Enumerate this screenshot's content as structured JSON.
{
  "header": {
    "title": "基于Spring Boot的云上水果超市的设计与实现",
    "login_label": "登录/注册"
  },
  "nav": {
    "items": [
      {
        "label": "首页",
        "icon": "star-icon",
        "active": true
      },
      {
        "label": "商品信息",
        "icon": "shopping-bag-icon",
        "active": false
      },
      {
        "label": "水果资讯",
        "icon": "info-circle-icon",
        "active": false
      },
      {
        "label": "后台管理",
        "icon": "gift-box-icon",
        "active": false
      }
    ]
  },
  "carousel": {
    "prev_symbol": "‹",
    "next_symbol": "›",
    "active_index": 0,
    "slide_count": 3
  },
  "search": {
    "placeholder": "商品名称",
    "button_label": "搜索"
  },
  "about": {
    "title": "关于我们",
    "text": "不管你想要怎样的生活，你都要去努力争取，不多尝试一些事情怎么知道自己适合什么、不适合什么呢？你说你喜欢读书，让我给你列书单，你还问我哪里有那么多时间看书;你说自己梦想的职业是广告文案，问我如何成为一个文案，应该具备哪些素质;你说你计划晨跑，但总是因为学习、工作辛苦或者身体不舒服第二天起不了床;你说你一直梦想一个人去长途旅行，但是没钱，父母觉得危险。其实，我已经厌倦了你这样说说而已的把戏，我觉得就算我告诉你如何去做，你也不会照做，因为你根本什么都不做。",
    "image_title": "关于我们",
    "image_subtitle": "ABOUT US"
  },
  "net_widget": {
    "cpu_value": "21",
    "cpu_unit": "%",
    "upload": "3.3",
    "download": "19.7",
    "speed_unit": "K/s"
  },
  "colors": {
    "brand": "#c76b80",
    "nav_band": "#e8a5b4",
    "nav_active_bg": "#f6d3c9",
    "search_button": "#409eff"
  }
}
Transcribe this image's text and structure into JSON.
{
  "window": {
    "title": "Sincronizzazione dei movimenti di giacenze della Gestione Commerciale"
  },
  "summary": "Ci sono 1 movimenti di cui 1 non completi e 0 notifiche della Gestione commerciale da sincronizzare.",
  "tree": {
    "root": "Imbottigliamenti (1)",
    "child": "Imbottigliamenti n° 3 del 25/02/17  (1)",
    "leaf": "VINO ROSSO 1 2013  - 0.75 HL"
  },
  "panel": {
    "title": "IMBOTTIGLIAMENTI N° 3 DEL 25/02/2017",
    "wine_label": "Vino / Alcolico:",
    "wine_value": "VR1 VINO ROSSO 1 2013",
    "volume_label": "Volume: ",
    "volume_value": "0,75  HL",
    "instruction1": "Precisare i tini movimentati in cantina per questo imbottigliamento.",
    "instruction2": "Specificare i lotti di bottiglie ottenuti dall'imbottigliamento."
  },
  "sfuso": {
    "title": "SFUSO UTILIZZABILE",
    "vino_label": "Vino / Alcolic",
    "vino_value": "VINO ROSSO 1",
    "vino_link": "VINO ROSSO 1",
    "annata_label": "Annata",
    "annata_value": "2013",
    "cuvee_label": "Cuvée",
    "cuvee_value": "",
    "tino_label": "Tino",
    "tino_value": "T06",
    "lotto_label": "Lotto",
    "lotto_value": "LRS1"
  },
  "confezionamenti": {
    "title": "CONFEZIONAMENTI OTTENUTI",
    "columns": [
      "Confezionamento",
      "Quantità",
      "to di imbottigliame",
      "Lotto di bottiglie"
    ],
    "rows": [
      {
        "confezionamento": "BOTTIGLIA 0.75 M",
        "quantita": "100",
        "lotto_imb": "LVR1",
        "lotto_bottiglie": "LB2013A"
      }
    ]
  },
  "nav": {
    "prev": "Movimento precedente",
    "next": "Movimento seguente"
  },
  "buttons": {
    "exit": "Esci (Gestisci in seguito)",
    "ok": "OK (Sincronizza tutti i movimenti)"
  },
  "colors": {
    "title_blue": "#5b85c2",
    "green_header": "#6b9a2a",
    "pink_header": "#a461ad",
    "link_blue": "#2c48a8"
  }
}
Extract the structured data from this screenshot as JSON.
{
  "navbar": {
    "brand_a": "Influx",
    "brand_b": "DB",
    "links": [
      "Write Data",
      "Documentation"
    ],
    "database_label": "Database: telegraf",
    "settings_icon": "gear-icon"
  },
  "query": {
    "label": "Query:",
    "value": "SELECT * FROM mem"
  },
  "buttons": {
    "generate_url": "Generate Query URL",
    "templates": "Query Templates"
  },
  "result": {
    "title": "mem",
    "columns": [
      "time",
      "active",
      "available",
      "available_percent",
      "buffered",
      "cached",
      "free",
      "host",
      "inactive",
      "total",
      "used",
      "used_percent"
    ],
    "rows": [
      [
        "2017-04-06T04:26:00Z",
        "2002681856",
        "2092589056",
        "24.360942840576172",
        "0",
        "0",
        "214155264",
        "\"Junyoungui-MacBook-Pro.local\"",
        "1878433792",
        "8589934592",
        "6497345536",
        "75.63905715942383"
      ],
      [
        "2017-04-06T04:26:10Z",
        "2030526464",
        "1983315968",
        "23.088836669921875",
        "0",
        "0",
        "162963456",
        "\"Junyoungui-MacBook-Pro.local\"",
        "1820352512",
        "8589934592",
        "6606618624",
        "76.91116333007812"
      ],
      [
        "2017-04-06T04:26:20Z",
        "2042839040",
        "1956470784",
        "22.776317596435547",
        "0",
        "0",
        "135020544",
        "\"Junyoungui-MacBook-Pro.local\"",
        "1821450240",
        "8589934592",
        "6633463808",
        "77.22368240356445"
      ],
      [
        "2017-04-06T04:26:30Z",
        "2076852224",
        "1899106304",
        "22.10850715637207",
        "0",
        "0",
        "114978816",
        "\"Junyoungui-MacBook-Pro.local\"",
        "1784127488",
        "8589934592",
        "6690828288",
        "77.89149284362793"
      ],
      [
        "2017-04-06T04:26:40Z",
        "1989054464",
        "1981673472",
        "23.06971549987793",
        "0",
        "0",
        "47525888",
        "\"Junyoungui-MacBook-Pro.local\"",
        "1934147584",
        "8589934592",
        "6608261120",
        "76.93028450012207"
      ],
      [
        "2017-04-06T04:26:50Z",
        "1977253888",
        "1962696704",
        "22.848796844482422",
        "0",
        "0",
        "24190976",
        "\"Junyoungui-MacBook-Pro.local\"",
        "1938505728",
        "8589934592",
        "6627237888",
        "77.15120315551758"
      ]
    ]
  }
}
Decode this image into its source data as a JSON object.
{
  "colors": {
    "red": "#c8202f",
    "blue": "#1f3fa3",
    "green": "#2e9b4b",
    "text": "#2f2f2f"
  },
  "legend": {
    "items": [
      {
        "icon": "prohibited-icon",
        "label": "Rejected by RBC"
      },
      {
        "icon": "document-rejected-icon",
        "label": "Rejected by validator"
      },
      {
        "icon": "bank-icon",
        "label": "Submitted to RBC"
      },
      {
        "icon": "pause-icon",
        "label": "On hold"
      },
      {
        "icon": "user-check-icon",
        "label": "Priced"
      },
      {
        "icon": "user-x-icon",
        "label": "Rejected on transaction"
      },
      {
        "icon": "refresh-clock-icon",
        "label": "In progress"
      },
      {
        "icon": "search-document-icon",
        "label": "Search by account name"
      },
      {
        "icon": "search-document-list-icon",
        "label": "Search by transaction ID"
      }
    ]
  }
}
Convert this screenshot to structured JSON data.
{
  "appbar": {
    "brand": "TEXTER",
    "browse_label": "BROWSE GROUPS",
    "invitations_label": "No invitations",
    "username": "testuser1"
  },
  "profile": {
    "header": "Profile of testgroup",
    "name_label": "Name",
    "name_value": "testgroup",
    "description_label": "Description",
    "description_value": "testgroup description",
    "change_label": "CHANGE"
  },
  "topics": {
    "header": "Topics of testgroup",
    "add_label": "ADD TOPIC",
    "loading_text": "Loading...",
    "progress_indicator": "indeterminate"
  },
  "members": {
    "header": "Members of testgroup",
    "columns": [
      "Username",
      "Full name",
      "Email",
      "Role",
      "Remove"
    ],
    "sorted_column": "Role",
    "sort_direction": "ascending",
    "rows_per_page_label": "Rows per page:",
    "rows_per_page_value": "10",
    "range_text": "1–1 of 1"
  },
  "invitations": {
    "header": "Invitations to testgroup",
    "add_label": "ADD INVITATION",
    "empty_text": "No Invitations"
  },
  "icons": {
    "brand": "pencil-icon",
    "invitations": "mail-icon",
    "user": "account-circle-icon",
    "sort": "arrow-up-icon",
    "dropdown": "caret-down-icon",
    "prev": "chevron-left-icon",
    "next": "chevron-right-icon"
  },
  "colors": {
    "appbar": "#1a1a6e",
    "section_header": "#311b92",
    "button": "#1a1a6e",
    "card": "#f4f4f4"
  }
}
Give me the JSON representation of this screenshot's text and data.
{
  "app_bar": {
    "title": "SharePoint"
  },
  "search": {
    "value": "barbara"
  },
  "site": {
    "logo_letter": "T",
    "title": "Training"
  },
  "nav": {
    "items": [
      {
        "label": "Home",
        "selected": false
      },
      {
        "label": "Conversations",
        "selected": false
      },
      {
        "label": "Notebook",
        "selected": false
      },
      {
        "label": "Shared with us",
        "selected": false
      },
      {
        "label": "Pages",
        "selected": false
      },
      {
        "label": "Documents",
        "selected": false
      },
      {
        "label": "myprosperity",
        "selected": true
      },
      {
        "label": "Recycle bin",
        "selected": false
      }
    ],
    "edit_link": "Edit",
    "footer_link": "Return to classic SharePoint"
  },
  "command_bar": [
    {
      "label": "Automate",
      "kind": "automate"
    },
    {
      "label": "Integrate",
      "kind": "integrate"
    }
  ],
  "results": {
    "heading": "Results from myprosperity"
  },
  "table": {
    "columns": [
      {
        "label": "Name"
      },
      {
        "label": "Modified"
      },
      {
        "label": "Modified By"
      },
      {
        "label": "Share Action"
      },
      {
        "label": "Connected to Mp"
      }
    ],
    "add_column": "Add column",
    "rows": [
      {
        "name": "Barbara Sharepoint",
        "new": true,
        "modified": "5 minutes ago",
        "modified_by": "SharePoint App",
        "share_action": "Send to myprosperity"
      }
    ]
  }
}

Directions | Above are the records. Copy every line in them holding "structured".

Full output |
Enumerate this screenshot's content as structured JSON.
Extract the structured data from this screenshot as JSON.
Convert this screenshot to structured JSON data.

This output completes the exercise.